» **GIVEN REQUEST**: Write out the listing below without alteration, omitting its pictures.

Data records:

-*-

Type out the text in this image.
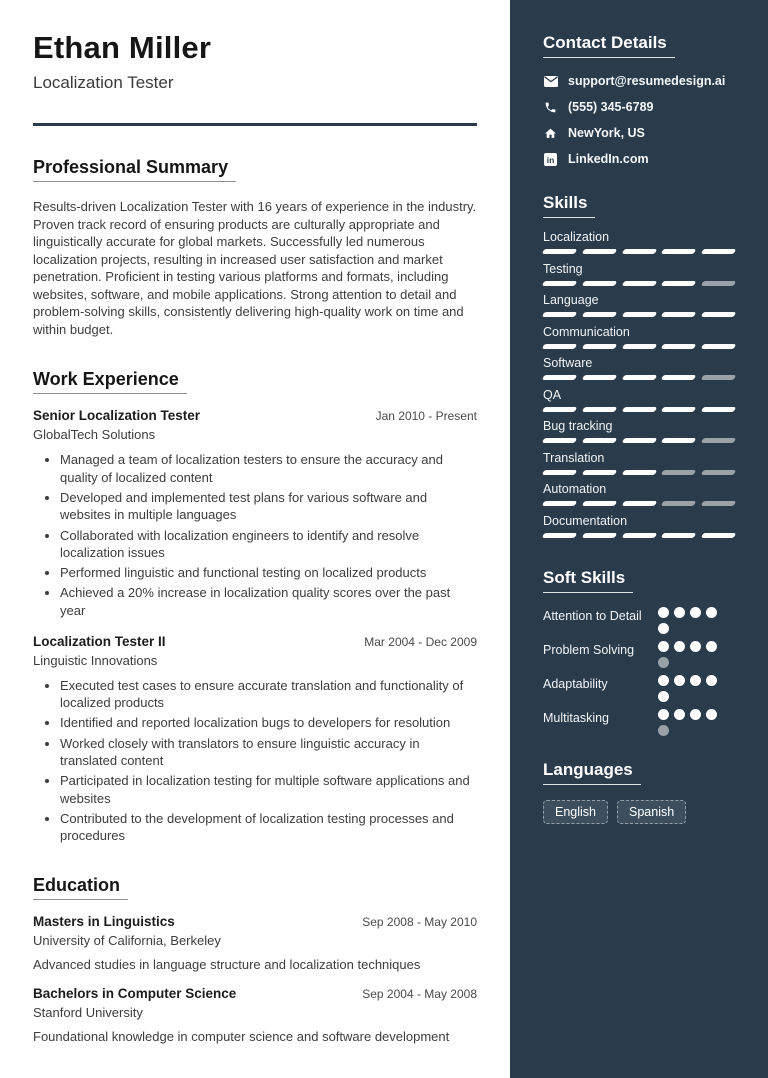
Ethan Miller
Localization Tester
Professional Summary

Results-driven Localization Tester with 16 years of experience in the industry. Proven track record of ensuring products are culturally appropriate and linguistically accurate for global markets. Successfully led numerous localization projects, resulting in increased user satisfaction and market penetration. Proficient in testing various platforms and formats, including websites, software, and mobile applications. Strong attention to detail and problem-solving skills, consistently delivering high-quality work on time and within budget.

Work Experience
Senior Localization Tester	Jan 2010 - Present
GlobalTech Solutions
• Managed a team of localization testers to ensure the accuracy and quality of localized content
• Developed and implemented test plans for various software and websites in multiple languages
• Collaborated with localization engineers to identify and resolve localization issues
• Performed linguistic and functional testing on localized products
• Achieved a 20% increase in localization quality scores over the past year
Localization Tester II	Mar 2004 - Dec 2009
Linguistic Innovations
• Executed test cases to ensure accurate translation and functionality of localized products
• Identified and reported localization bugs to developers for resolution
• Worked closely with translators to ensure linguistic accuracy in translated content
• Participated in localization testing for multiple software applications and websites
• Contributed to the development of localization testing processes and procedures
Education
Masters in Linguistics	Sep 2008 - May 2010
University of California, Berkeley
Advanced studies in language structure and localization techniques
Bachelors in Computer Science	Sep 2004 - May 2008
Stanford University
Foundational knowledge in computer science and software development
Contact Details
support@resumedesign.ai
(555) 345-6789
NewYork, US
in LinkedIn.com
Skills
Localization
Testing
Language
Communication
Software
QA
Bug tracking
Translation
Automation
Documentation
Soft Skills
Attention to Detail
Problem Solving
Adaptability
Multitasking
Languages
English	Spanish
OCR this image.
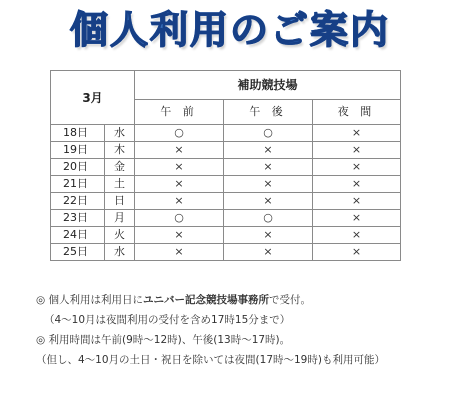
個人利用のご案内
3月		補助競技場		
		午 前	午 後	夜 間
18日	水	○	○	×
19日	木	×	×	×
20日	金	×	×	×
21日	土	×	×	×
22日	日	×	×	×
23日	月	○	○	×
24日	火	×	×	×
25日	水	×	×	×
◎ 個人利用は利用日にユニバー記念競技場事務所で受付。
（4～10月は夜間利用の受付を含め17時15分まで）
◎ 利用時間は午前(9時～12時)、午後(13時～17時)。
（但し、4～10月の土日・祝日を除いては夜間(17時～19時)も利用可能）
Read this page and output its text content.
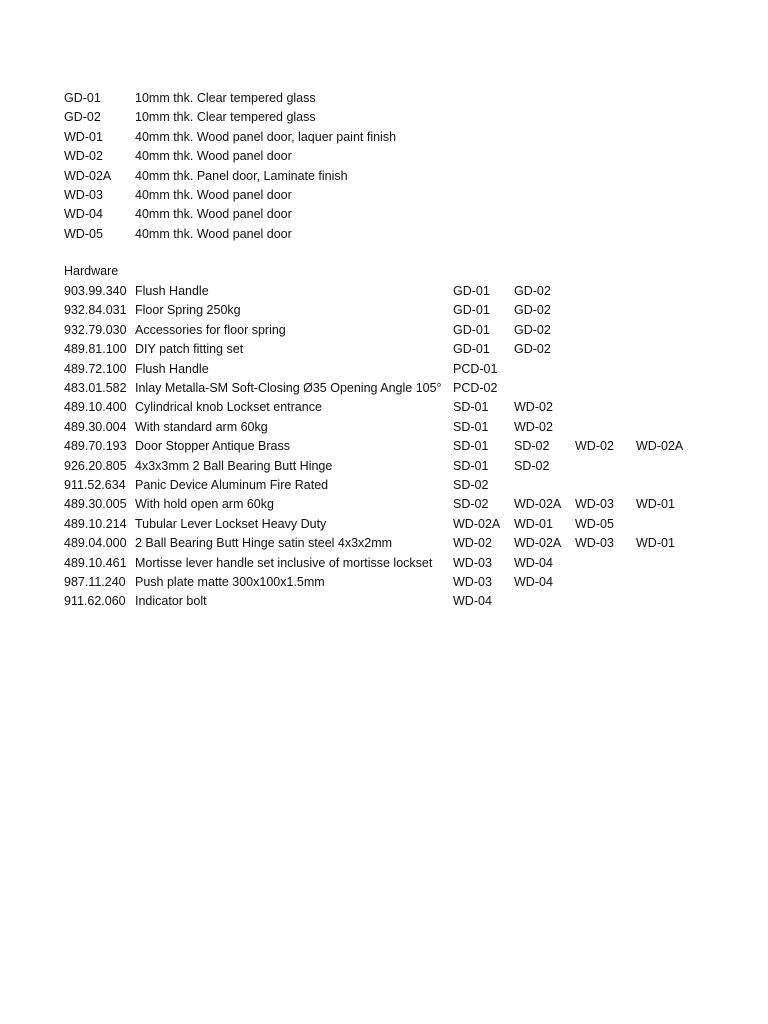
GD-01	10mm thk. Clear tempered glass
GD-02	10mm thk. Clear tempered glass
WD-01	40mm thk. Wood panel door, laquer paint finish
WD-02	40mm thk. Wood panel door
WD-02A 40mm thk. Panel door, Laminate finish
WD-03	40mm thk. Wood panel door
WD-04	40mm thk. Wood panel door
WD-05	40mm thk. Wood panel door
Hardware
903.99.340 Flush Handle	GD-01 GD-02
932.84.031 Floor Spring 250kg	GD-01 GD-02
932.79.030 Accessories for floor spring	GD-01 GD-02
489.81.100 DIY patch fitting set	GD-01 GD-02
489.72.100 Flush Handle	PCD-01
483.01.582 Inlay Metalla-SM Soft-Closing Ø35 Opening Angle 105° PCD-02
489.10.400 Cylindrical knob Lockset entrance	SD-01 WD-02
489.30.004 With standard arm 60kg	SD-01 WD-02
489.70.193 Door Stopper Antique Brass	SD-01 SD-02 WD-02 WD-02A
926.20.805 4x3x3mm 2 Ball Bearing Butt Hinge	SD-01 SD-02
911.52.634 Panic Device Aluminum Fire Rated	SD-02
489.30.005 With hold open arm 60kg	SD-02 WD-02A WD-03 WD-01
489.10.214 Tubular Lever Lockset Heavy Duty	WD-02A WD-01 WD-05
489.04.000 2 Ball Bearing Butt Hinge satin steel 4x3x2mm	WD-02 WD-02A WD-03 WD-01
489.10.461 Mortisse lever handle set inclusive of mortisse lockset WD-03 WD-04
987.11.240 Push plate matte 300x100x1.5mm	WD-03 WD-04
911.62.060 Indicator bolt	WD-04
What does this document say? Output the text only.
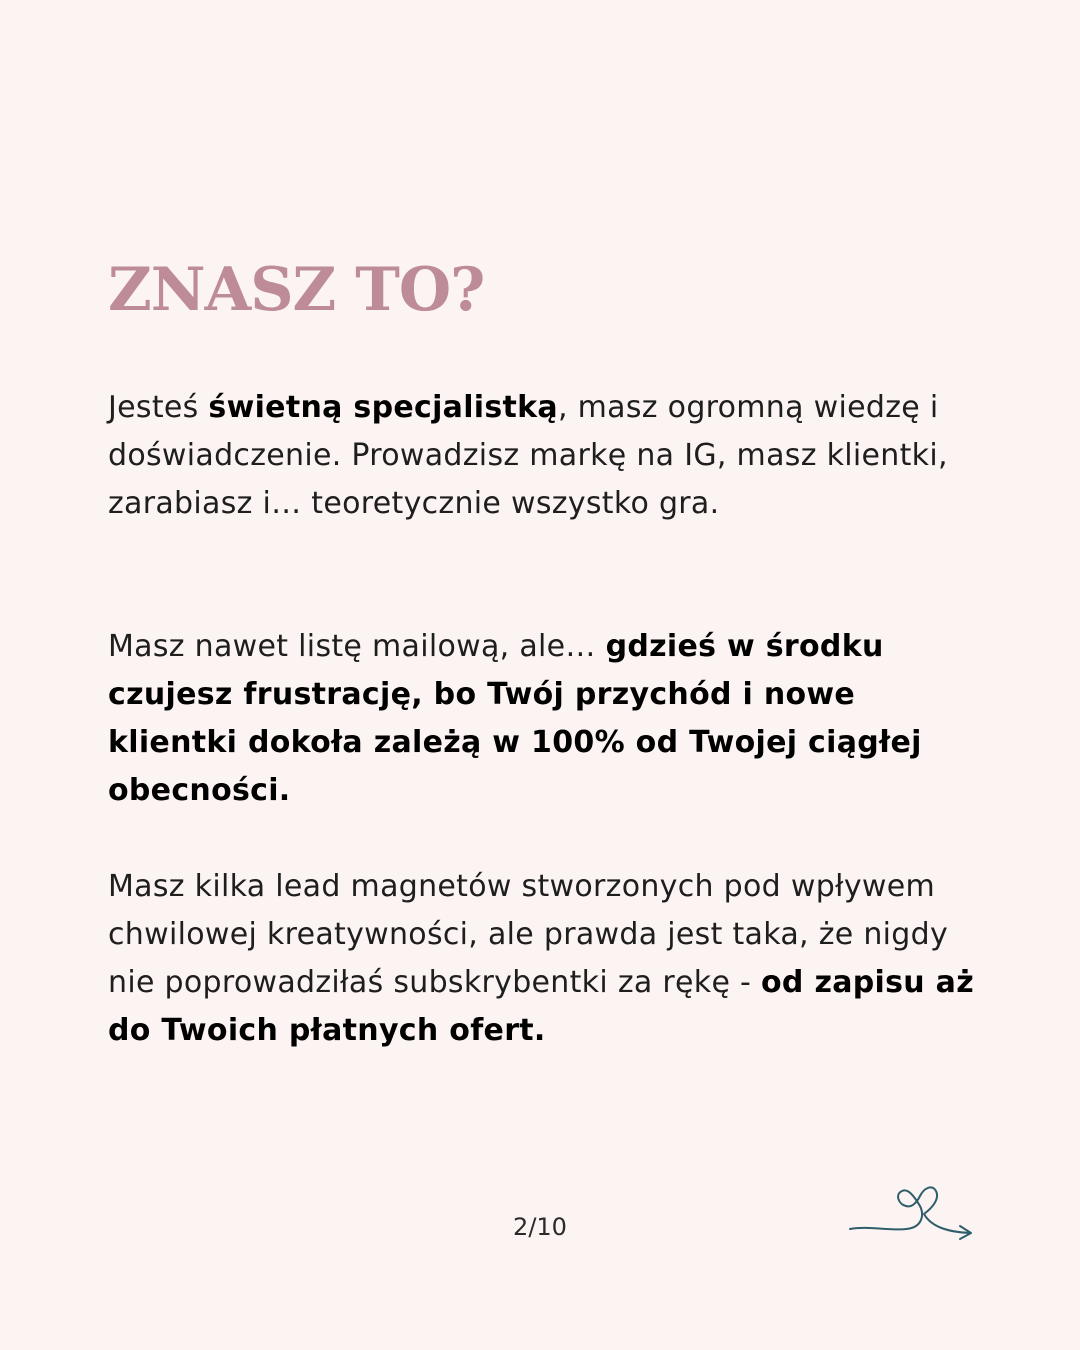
ZNASZ TO?

Jesteś świetną specjalistką, masz ogromną wiedzę i doświadczenie. Prowadzisz markę na IG, masz klientki, zarabiasz i… teoretycznie wszystko gra.

Masz nawet listę mailową, ale… gdzieś w środku czujesz frustrację, bo Twój przychód i nowe klientki dokoła zależą w 100% od Twojej ciągłej obecności.

Masz kilka lead magnetów stworzonych pod wpływem chwilowej kreatywności, ale prawda jest taka, że nigdy nie poprowadziłaś subskrybentki za rękę - od zapisu aż do Twoich płatnych ofert.

2/10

-*-

» **TASK SOLUTION**:
Type out the text in this image.
Ethan Miller
Localization Tester
Professional Summary

Results-driven Localization Tester with 16 years of experience in the industry. Proven track record of ensuring products are culturally appropriate and linguistically accurate for global markets. Successfully led numerous localization projects, resulting in increased user satisfaction and market penetration. Proficient in testing various platforms and formats, including websites, software, and mobile applications. Strong attention to detail and problem-solving skills, consistently delivering high-quality work on time and within budget.

Work Experience
Senior Localization Tester	Jan 2010 - Present
GlobalTech Solutions
• Managed a team of localization testers to ensure the accuracy and quality of localized content
• Developed and implemented test plans for various software and websites in multiple languages
• Collaborated with localization engineers to identify and resolve localization issues
• Performed linguistic and functional testing on localized products
• Achieved a 20% increase in localization quality scores over the past year
Localization Tester II	Mar 2004 - Dec 2009
Linguistic Innovations
• Executed test cases to ensure accurate translation and functionality of localized products
• Identified and reported localization bugs to developers for resolution
• Worked closely with translators to ensure linguistic accuracy in translated content
• Participated in localization testing for multiple software applications and websites
• Contributed to the development of localization testing processes and procedures
Education
Masters in Linguistics	Sep 2008 - May 2010
University of California, Berkeley
Advanced studies in language structure and localization techniques
Bachelors in Computer Science	Sep 2004 - May 2008
Stanford University
Foundational knowledge in computer science and software development
Contact Details
support@resumedesign.ai
(555) 345-6789
NewYork, US
in LinkedIn.com
Skills
Localization
Testing
Language
Communication
Software
QA
Bug tracking
Translation
Automation
Documentation
Soft Skills
Attention to Detail
Problem Solving
Adaptability
Multitasking
Languages
English	Spanish
OCR this image.
個人利用のご案内
3月		補助競技場		
		午 前	午 後	夜 間
18日	水	○	○	×
19日	木	×	×	×
20日	金	×	×	×
21日	土	×	×	×
22日	日	×	×	×
23日	月	○	○	×
24日	火	×	×	×
25日	水	×	×	×
◎ 個人利用は利用日にユニバー記念競技場事務所で受付。
（4～10月は夜間利用の受付を含め17時15分まで）
◎ 利用時間は午前(9時～12時)、午後(13時～17時)。
（但し、4～10月の土日・祝日を除いては夜間(17時～19時)も利用可能）
Read this page and output its text content.
GD-01	10mm thk. Clear tempered glass
GD-02	10mm thk. Clear tempered glass
WD-01	40mm thk. Wood panel door, laquer paint finish
WD-02	40mm thk. Wood panel door
WD-02A 40mm thk. Panel door, Laminate finish
WD-03	40mm thk. Wood panel door
WD-04	40mm thk. Wood panel door
WD-05	40mm thk. Wood panel door
Hardware
903.99.340 Flush Handle	GD-01 GD-02
932.84.031 Floor Spring 250kg	GD-01 GD-02
932.79.030 Accessories for floor spring	GD-01 GD-02
489.81.100 DIY patch fitting set	GD-01 GD-02
489.72.100 Flush Handle	PCD-01
483.01.582 Inlay Metalla-SM Soft-Closing Ø35 Opening Angle 105° PCD-02
489.10.400 Cylindrical knob Lockset entrance	SD-01 WD-02
489.30.004 With standard arm 60kg	SD-01 WD-02
489.70.193 Door Stopper Antique Brass	SD-01 SD-02 WD-02 WD-02A
926.20.805 4x3x3mm 2 Ball Bearing Butt Hinge	SD-01 SD-02
911.52.634 Panic Device Aluminum Fire Rated	SD-02
489.30.005 With hold open arm 60kg	SD-02 WD-02A WD-03 WD-01
489.10.214 Tubular Lever Lockset Heavy Duty	WD-02A WD-01 WD-05
489.04.000 2 Ball Bearing Butt Hinge satin steel 4x3x2mm	WD-02 WD-02A WD-03 WD-01
489.10.461 Mortisse lever handle set inclusive of mortisse lockset WD-03 WD-04
987.11.240 Push plate matte 300x100x1.5mm	WD-03 WD-04
911.62.060 Indicator bolt	WD-04
What does this document say? Output the text only.
ZNASZ TO?

Jesteś świetną specjalistką, masz ogromną wiedzę i doświadczenie. Prowadzisz markę na IG, masz klientki, zarabiasz i… teoretycznie wszystko gra.

Masz nawet listę mailową, ale… gdzieś w środku czujesz frustrację, bo Twój przychód i nowe klientki dokoła zależą w 100% od Twojej ciągłej obecności.

Masz kilka lead magnetów stworzonych pod wpływem chwilowej kreatywności, ale prawda jest taka, że nigdy nie poprowadziłaś subskrybentki za rękę - od zapisu aż do Twoich płatnych ofert.

2/10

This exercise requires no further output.